═══ AVAILABLE RECORDS

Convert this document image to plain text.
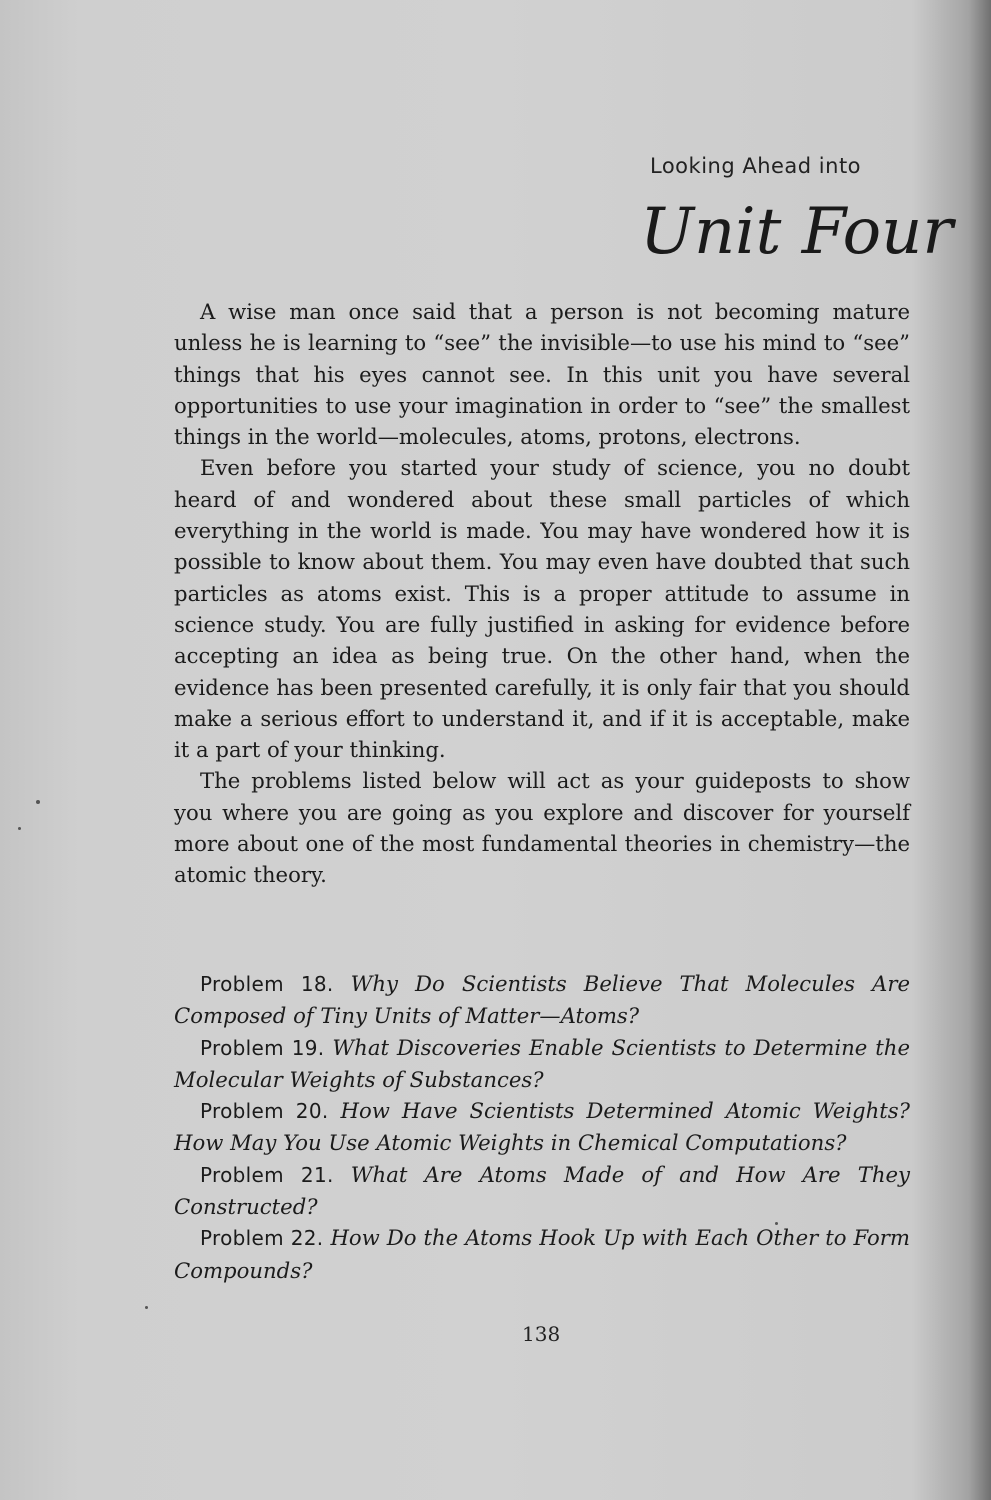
Looking Ahead into
Unit Four

A wise man once said that a person is not becoming mature unless he is learning to “see” the invisible—to use his mind to “see” things that his eyes cannot see. In this unit you have several opportunities to use your imagination in order to “see” the smallest things in the world—molecules, atoms, protons, electrons.

Even before you started your study of science, you no doubt heard of and wondered about these small particles of which everything in the world is made. You may have wondered how it is possible to know about them. You may even have doubted that such particles as atoms exist. This is a proper attitude to assume in science study. You are fully justified in asking for evidence before accepting an idea as being true. On the other hand, when the evidence has been presented carefully, it is only fair that you should make a serious effort to understand it, and if it is acceptable, make it a part of your thinking.

The problems listed below will act as your guideposts to show you where you are going as you explore and discover for yourself more about one of the most fundamental theories in chemistry—the atomic theory.

Problem 18. Why Do Scientists Believe That Molecules Are Composed of Tiny Units of Matter—Atoms?

Problem 19. What Discoveries Enable Scientists to Determine the Molecular Weights of Substances?

Problem 20. How Have Scientists Determined Atomic Weights? How May You Use Atomic Weights in Chemical Computations?

Problem 21. What Are Atoms Made of and How Are They Constructed?

Problem 22. How Do the Atoms Hook Up with Each Other to Form Compounds?

138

══════

## GIVEN EXERCISE:
Reproduce the full listing above verbatim, with no pictures included.

## EXPECTED OUTPUT:
Convert this document image to plain text.
Looking Ahead into
Unit Four

A wise man once said that a person is not becoming mature unless he is learning to “see” the invisible—to use his mind to “see” things that his eyes cannot see. In this unit you have several opportunities to use your imagination in order to “see” the smallest things in the world—molecules, atoms, protons, electrons.

Even before you started your study of science, you no doubt heard of and wondered about these small particles of which everything in the world is made. You may have wondered how it is possible to know about them. You may even have doubted that such particles as atoms exist. This is a proper attitude to assume in science study. You are fully justified in asking for evidence before accepting an idea as being true. On the other hand, when the evidence has been presented carefully, it is only fair that you should make a serious effort to understand it, and if it is acceptable, make it a part of your thinking.

The problems listed below will act as your guideposts to show you where you are going as you explore and discover for yourself more about one of the most fundamental theories in chemistry—the atomic theory.

Problem 18. Why Do Scientists Believe That Molecules Are Composed of Tiny Units of Matter—Atoms?

Problem 19. What Discoveries Enable Scientists to Determine the Molecular Weights of Substances?

Problem 20. How Have Scientists Determined Atomic Weights? How May You Use Atomic Weights in Chemical Computations?

Problem 21. What Are Atoms Made of and How Are They Constructed?

Problem 22. How Do the Atoms Hook Up with Each Other to Form Compounds?

138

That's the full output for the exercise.